» WHAT TO PRODUCE:
Give back the full listing, character for character, with no pictures.

Records about charts and figures
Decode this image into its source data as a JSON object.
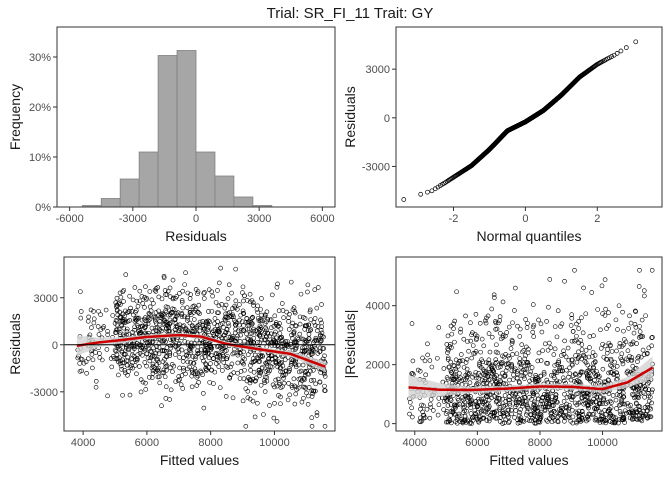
{
  "title": "Trial: SR_FI_11 Trait: GY",
  "chart_data": [
    {
      "type": "bar",
      "name": "histogram",
      "xlabel": "Residuals",
      "ylabel": "Frequency",
      "xlim": [
        -6600,
        6600
      ],
      "ylim": [
        0,
        0.36
      ],
      "xticks": [
        -6000,
        -3000,
        0,
        3000,
        6000
      ],
      "xtick_labels": [
        "-6000",
        "-3000",
        "0",
        "3000",
        "6000"
      ],
      "yticks": [
        0,
        0.1,
        0.2,
        0.3
      ],
      "ytick_labels": [
        "0%",
        "10%",
        "20%",
        "30%"
      ],
      "bins": [
        {
          "x0": -5400,
          "x1": -4500,
          "value": 0.003
        },
        {
          "x0": -4500,
          "x1": -3600,
          "value": 0.017
        },
        {
          "x0": -3600,
          "x1": -2700,
          "value": 0.056
        },
        {
          "x0": -2700,
          "x1": -1800,
          "value": 0.11
        },
        {
          "x0": -1800,
          "x1": -900,
          "value": 0.303
        },
        {
          "x0": -900,
          "x1": 0,
          "value": 0.313
        },
        {
          "x0": 0,
          "x1": 900,
          "value": 0.11
        },
        {
          "x0": 900,
          "x1": 1800,
          "value": 0.062
        },
        {
          "x0": 1800,
          "x1": 2700,
          "value": 0.02
        },
        {
          "x0": 2700,
          "x1": 3600,
          "value": 0.003
        }
      ],
      "fill": "#a6a6a6",
      "stroke": "#808080"
    },
    {
      "type": "scatter",
      "name": "qq",
      "xlabel": "Normal quantiles",
      "ylabel": "Residuals",
      "xlim": [
        -3.6,
        3.8
      ],
      "ylim": [
        -5500,
        5600
      ],
      "xticks": [
        -2,
        0,
        2
      ],
      "xtick_labels": [
        "-2",
        "0",
        "2"
      ],
      "yticks": [
        -3000,
        0,
        3000
      ],
      "ytick_labels": [
        "-3000",
        "0",
        "3000"
      ],
      "n_points": 1400,
      "quantile_shape": [
        {
          "z": -3.4,
          "r": -5050
        },
        {
          "z": -2.6,
          "r": -4500
        },
        {
          "z": -2.2,
          "r": -3950
        },
        {
          "z": -1.5,
          "r": -2950
        },
        {
          "z": -1.0,
          "r": -1950
        },
        {
          "z": -0.5,
          "r": -800
        },
        {
          "z": 0.0,
          "r": -250
        },
        {
          "z": 0.5,
          "r": 450
        },
        {
          "z": 1.0,
          "r": 1400
        },
        {
          "z": 1.5,
          "r": 2500
        },
        {
          "z": 2.0,
          "r": 3300
        },
        {
          "z": 2.5,
          "r": 3900
        },
        {
          "z": 3.0,
          "r": 4600
        },
        {
          "z": 3.45,
          "r": 5150
        }
      ]
    },
    {
      "type": "scatter",
      "name": "residuals-vs-fitted",
      "xlabel": "Fitted values",
      "ylabel": "Residuals",
      "xlim": [
        3400,
        11900
      ],
      "ylim": [
        -5500,
        5600
      ],
      "xticks": [
        4000,
        6000,
        8000,
        10000
      ],
      "xtick_labels": [
        "4000",
        "6000",
        "8000",
        "10000"
      ],
      "yticks": [
        -3000,
        0,
        3000
      ],
      "ytick_labels": [
        "-3000",
        "0",
        "3000"
      ],
      "n_points": 1400,
      "reference_line": 0,
      "smooth": {
        "color": "#cc0000",
        "band_color": "#d3d3d3",
        "points": [
          {
            "x": 3800,
            "y": -60,
            "se": 650
          },
          {
            "x": 4500,
            "y": 150,
            "se": 300
          },
          {
            "x": 5200,
            "y": 300,
            "se": 200
          },
          {
            "x": 6000,
            "y": 500,
            "se": 150
          },
          {
            "x": 7000,
            "y": 620,
            "se": 140
          },
          {
            "x": 7700,
            "y": 520,
            "se": 140
          },
          {
            "x": 8500,
            "y": 50,
            "se": 140
          },
          {
            "x": 9500,
            "y": -280,
            "se": 140
          },
          {
            "x": 10500,
            "y": -580,
            "se": 180
          },
          {
            "x": 11600,
            "y": -1400,
            "se": 330
          }
        ]
      }
    },
    {
      "type": "scatter",
      "name": "abs-residuals-vs-fitted",
      "xlabel": "Fitted values",
      "ylabel": "|Residuals|",
      "xlim": [
        3400,
        11900
      ],
      "ylim": [
        -250,
        5650
      ],
      "xticks": [
        4000,
        6000,
        8000,
        10000
      ],
      "xtick_labels": [
        "4000",
        "6000",
        "8000",
        "10000"
      ],
      "yticks": [
        0,
        2000,
        4000
      ],
      "ytick_labels": [
        "0",
        "2000",
        "4000"
      ],
      "n_points": 1400,
      "smooth": {
        "color": "#cc0000",
        "band_color": "#d3d3d3",
        "points": [
          {
            "x": 3800,
            "y": 1230,
            "se": 420
          },
          {
            "x": 4800,
            "y": 1150,
            "se": 220
          },
          {
            "x": 5800,
            "y": 1140,
            "se": 110
          },
          {
            "x": 7000,
            "y": 1190,
            "se": 100
          },
          {
            "x": 8000,
            "y": 1260,
            "se": 100
          },
          {
            "x": 9000,
            "y": 1250,
            "se": 100
          },
          {
            "x": 10000,
            "y": 1170,
            "se": 120
          },
          {
            "x": 10800,
            "y": 1400,
            "se": 180
          },
          {
            "x": 11600,
            "y": 1900,
            "se": 380
          }
        ]
      }
    }
  ]
}
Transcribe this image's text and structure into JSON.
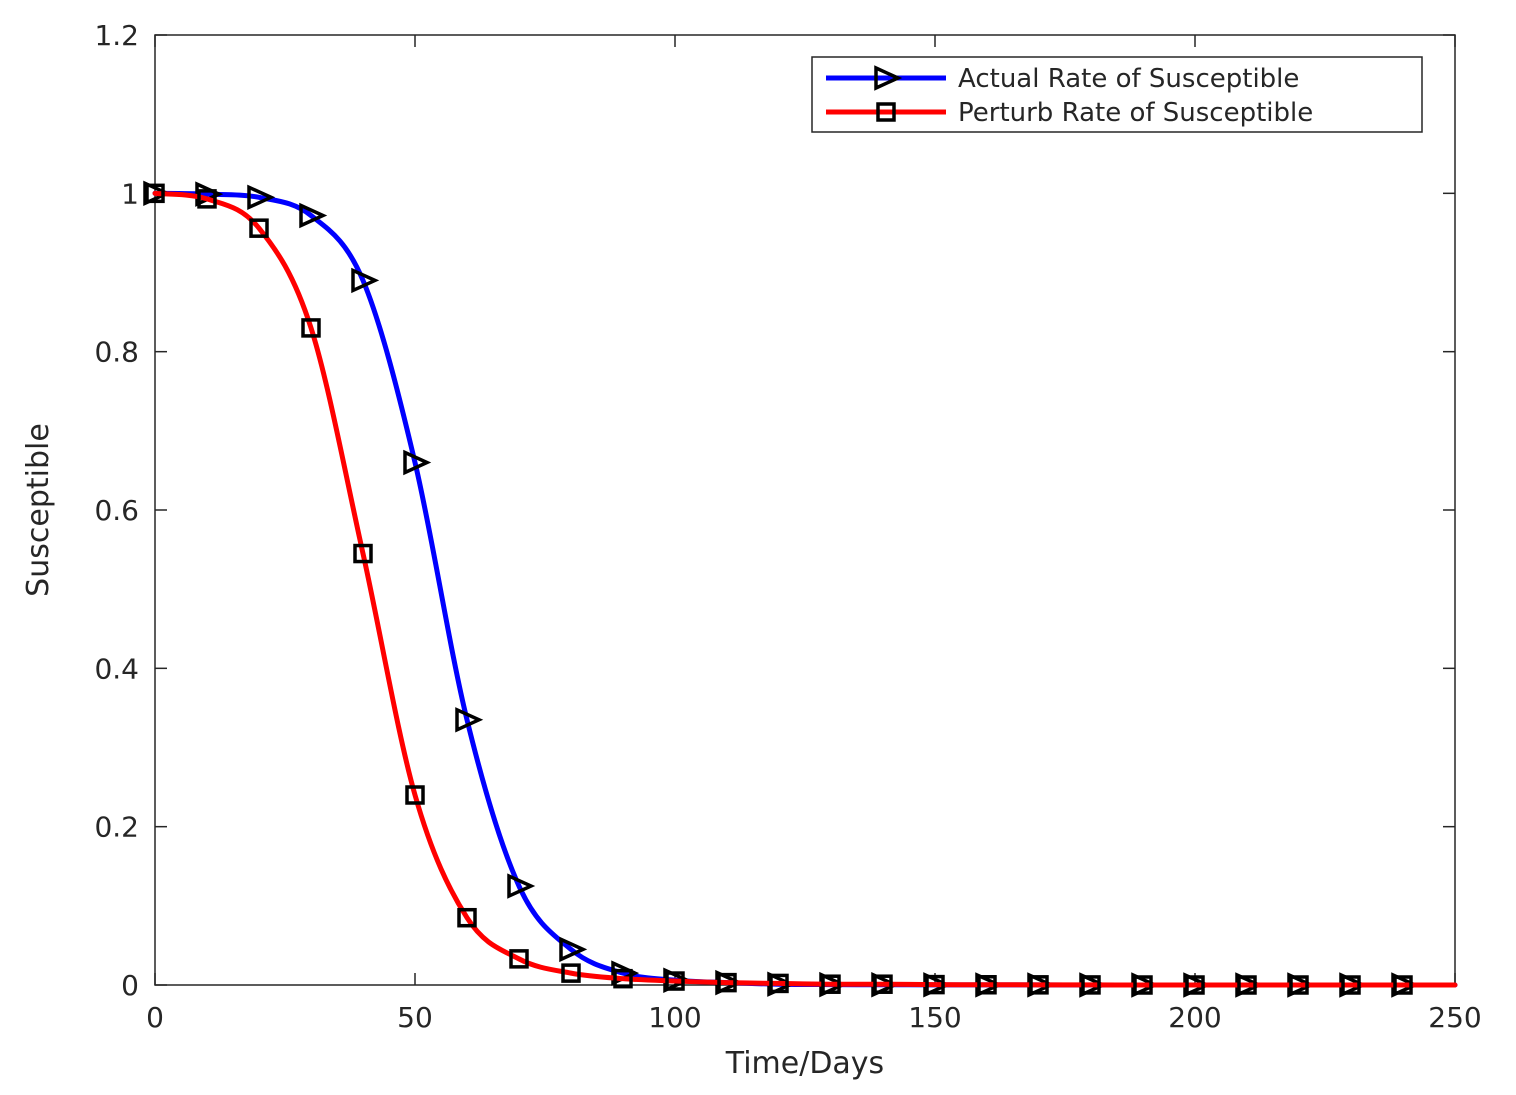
{
  "chart_data": {
    "type": "line",
    "title": "",
    "xlabel": "Time/Days",
    "ylabel": "Susceptible",
    "xlim": [
      0,
      250
    ],
    "ylim": [
      0,
      1.2
    ],
    "xticks": [
      0,
      50,
      100,
      150,
      200,
      250
    ],
    "yticks": [
      0,
      0.2,
      0.4,
      0.6,
      0.8,
      1,
      1.2
    ],
    "xtick_labels": [
      "0",
      "50",
      "100",
      "150",
      "200",
      "250"
    ],
    "ytick_labels": [
      "0",
      "0.2",
      "0.4",
      "0.6",
      "0.8",
      "1",
      "1.2"
    ],
    "grid": false,
    "legend_position": "top-right",
    "series": [
      {
        "name": "Actual Rate of Susceptible",
        "color": "#0000ff",
        "marker": "triangle-right",
        "x": [
          0,
          10,
          20,
          30,
          40,
          50,
          60,
          70,
          80,
          90,
          100,
          110,
          120,
          130,
          140,
          150,
          160,
          170,
          180,
          190,
          200,
          210,
          220,
          230,
          240,
          250
        ],
        "values": [
          1.0,
          0.999,
          0.995,
          0.972,
          0.89,
          0.66,
          0.335,
          0.125,
          0.045,
          0.015,
          0.006,
          0.003,
          0.001,
          0.0005,
          0.0003,
          0.0002,
          0.0001,
          0.0001,
          0,
          0,
          0,
          0,
          0,
          0,
          0,
          0
        ]
      },
      {
        "name": "Perturb Rate of Susceptible",
        "color": "#ff0000",
        "marker": "square",
        "x": [
          0,
          10,
          20,
          30,
          40,
          50,
          60,
          70,
          80,
          90,
          100,
          110,
          120,
          130,
          140,
          150,
          160,
          170,
          180,
          190,
          200,
          210,
          220,
          230,
          240,
          250
        ],
        "values": [
          1.0,
          0.993,
          0.956,
          0.83,
          0.545,
          0.24,
          0.085,
          0.033,
          0.015,
          0.008,
          0.005,
          0.003,
          0.002,
          0.001,
          0.001,
          0.0005,
          0.0003,
          0.0002,
          0.0001,
          0,
          0,
          0,
          0,
          0,
          0,
          0
        ]
      }
    ]
  }
}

» ANSWER FOR THE TASK:
Decode this image into its source data as a JSON object.
{
  "title": "Trial: SR_FI_11 Trait: GY",
  "chart_data": [
    {
      "type": "bar",
      "name": "histogram",
      "xlabel": "Residuals",
      "ylabel": "Frequency",
      "xlim": [
        -6600,
        6600
      ],
      "ylim": [
        0,
        0.36
      ],
      "xticks": [
        -6000,
        -3000,
        0,
        3000,
        6000
      ],
      "xtick_labels": [
        "-6000",
        "-3000",
        "0",
        "3000",
        "6000"
      ],
      "yticks": [
        0,
        0.1,
        0.2,
        0.3
      ],
      "ytick_labels": [
        "0%",
        "10%",
        "20%",
        "30%"
      ],
      "bins": [
        {
          "x0": -5400,
          "x1": -4500,
          "value": 0.003
        },
        {
          "x0": -4500,
          "x1": -3600,
          "value": 0.017
        },
        {
          "x0": -3600,
          "x1": -2700,
          "value": 0.056
        },
        {
          "x0": -2700,
          "x1": -1800,
          "value": 0.11
        },
        {
          "x0": -1800,
          "x1": -900,
          "value": 0.303
        },
        {
          "x0": -900,
          "x1": 0,
          "value": 0.313
        },
        {
          "x0": 0,
          "x1": 900,
          "value": 0.11
        },
        {
          "x0": 900,
          "x1": 1800,
          "value": 0.062
        },
        {
          "x0": 1800,
          "x1": 2700,
          "value": 0.02
        },
        {
          "x0": 2700,
          "x1": 3600,
          "value": 0.003
        }
      ],
      "fill": "#a6a6a6",
      "stroke": "#808080"
    },
    {
      "type": "scatter",
      "name": "qq",
      "xlabel": "Normal quantiles",
      "ylabel": "Residuals",
      "xlim": [
        -3.6,
        3.8
      ],
      "ylim": [
        -5500,
        5600
      ],
      "xticks": [
        -2,
        0,
        2
      ],
      "xtick_labels": [
        "-2",
        "0",
        "2"
      ],
      "yticks": [
        -3000,
        0,
        3000
      ],
      "ytick_labels": [
        "-3000",
        "0",
        "3000"
      ],
      "n_points": 1400,
      "quantile_shape": [
        {
          "z": -3.4,
          "r": -5050
        },
        {
          "z": -2.6,
          "r": -4500
        },
        {
          "z": -2.2,
          "r": -3950
        },
        {
          "z": -1.5,
          "r": -2950
        },
        {
          "z": -1.0,
          "r": -1950
        },
        {
          "z": -0.5,
          "r": -800
        },
        {
          "z": 0.0,
          "r": -250
        },
        {
          "z": 0.5,
          "r": 450
        },
        {
          "z": 1.0,
          "r": 1400
        },
        {
          "z": 1.5,
          "r": 2500
        },
        {
          "z": 2.0,
          "r": 3300
        },
        {
          "z": 2.5,
          "r": 3900
        },
        {
          "z": 3.0,
          "r": 4600
        },
        {
          "z": 3.45,
          "r": 5150
        }
      ]
    },
    {
      "type": "scatter",
      "name": "residuals-vs-fitted",
      "xlabel": "Fitted values",
      "ylabel": "Residuals",
      "xlim": [
        3400,
        11900
      ],
      "ylim": [
        -5500,
        5600
      ],
      "xticks": [
        4000,
        6000,
        8000,
        10000
      ],
      "xtick_labels": [
        "4000",
        "6000",
        "8000",
        "10000"
      ],
      "yticks": [
        -3000,
        0,
        3000
      ],
      "ytick_labels": [
        "-3000",
        "0",
        "3000"
      ],
      "n_points": 1400,
      "reference_line": 0,
      "smooth": {
        "color": "#cc0000",
        "band_color": "#d3d3d3",
        "points": [
          {
            "x": 3800,
            "y": -60,
            "se": 650
          },
          {
            "x": 4500,
            "y": 150,
            "se": 300
          },
          {
            "x": 5200,
            "y": 300,
            "se": 200
          },
          {
            "x": 6000,
            "y": 500,
            "se": 150
          },
          {
            "x": 7000,
            "y": 620,
            "se": 140
          },
          {
            "x": 7700,
            "y": 520,
            "se": 140
          },
          {
            "x": 8500,
            "y": 50,
            "se": 140
          },
          {
            "x": 9500,
            "y": -280,
            "se": 140
          },
          {
            "x": 10500,
            "y": -580,
            "se": 180
          },
          {
            "x": 11600,
            "y": -1400,
            "se": 330
          }
        ]
      }
    },
    {
      "type": "scatter",
      "name": "abs-residuals-vs-fitted",
      "xlabel": "Fitted values",
      "ylabel": "|Residuals|",
      "xlim": [
        3400,
        11900
      ],
      "ylim": [
        -250,
        5650
      ],
      "xticks": [
        4000,
        6000,
        8000,
        10000
      ],
      "xtick_labels": [
        "4000",
        "6000",
        "8000",
        "10000"
      ],
      "yticks": [
        0,
        2000,
        4000
      ],
      "ytick_labels": [
        "0",
        "2000",
        "4000"
      ],
      "n_points": 1400,
      "smooth": {
        "color": "#cc0000",
        "band_color": "#d3d3d3",
        "points": [
          {
            "x": 3800,
            "y": 1230,
            "se": 420
          },
          {
            "x": 4800,
            "y": 1150,
            "se": 220
          },
          {
            "x": 5800,
            "y": 1140,
            "se": 110
          },
          {
            "x": 7000,
            "y": 1190,
            "se": 100
          },
          {
            "x": 8000,
            "y": 1260,
            "se": 100
          },
          {
            "x": 9000,
            "y": 1250,
            "se": 100
          },
          {
            "x": 10000,
            "y": 1170,
            "se": 120
          },
          {
            "x": 10800,
            "y": 1400,
            "se": 180
          },
          {
            "x": 11600,
            "y": 1900,
            "se": 380
          }
        ]
      }
    }
  ]
}
Transcribe this image's text and structure into JSON.
{
  "chart_data": {
    "type": "line",
    "title": "",
    "xlabel": "Time/Days",
    "ylabel": "Susceptible",
    "xlim": [
      0,
      250
    ],
    "ylim": [
      0,
      1.2
    ],
    "xticks": [
      0,
      50,
      100,
      150,
      200,
      250
    ],
    "yticks": [
      0,
      0.2,
      0.4,
      0.6,
      0.8,
      1,
      1.2
    ],
    "xtick_labels": [
      "0",
      "50",
      "100",
      "150",
      "200",
      "250"
    ],
    "ytick_labels": [
      "0",
      "0.2",
      "0.4",
      "0.6",
      "0.8",
      "1",
      "1.2"
    ],
    "grid": false,
    "legend_position": "top-right",
    "series": [
      {
        "name": "Actual Rate of Susceptible",
        "color": "#0000ff",
        "marker": "triangle-right",
        "x": [
          0,
          10,
          20,
          30,
          40,
          50,
          60,
          70,
          80,
          90,
          100,
          110,
          120,
          130,
          140,
          150,
          160,
          170,
          180,
          190,
          200,
          210,
          220,
          230,
          240,
          250
        ],
        "values": [
          1.0,
          0.999,
          0.995,
          0.972,
          0.89,
          0.66,
          0.335,
          0.125,
          0.045,
          0.015,
          0.006,
          0.003,
          0.001,
          0.0005,
          0.0003,
          0.0002,
          0.0001,
          0.0001,
          0,
          0,
          0,
          0,
          0,
          0,
          0,
          0
        ]
      },
      {
        "name": "Perturb Rate of Susceptible",
        "color": "#ff0000",
        "marker": "square",
        "x": [
          0,
          10,
          20,
          30,
          40,
          50,
          60,
          70,
          80,
          90,
          100,
          110,
          120,
          130,
          140,
          150,
          160,
          170,
          180,
          190,
          200,
          210,
          220,
          230,
          240,
          250
        ],
        "values": [
          1.0,
          0.993,
          0.956,
          0.83,
          0.545,
          0.24,
          0.085,
          0.033,
          0.015,
          0.008,
          0.005,
          0.003,
          0.002,
          0.001,
          0.001,
          0.0005,
          0.0003,
          0.0002,
          0.0001,
          0,
          0,
          0,
          0,
          0,
          0,
          0
        ]
      }
    ]
  }
}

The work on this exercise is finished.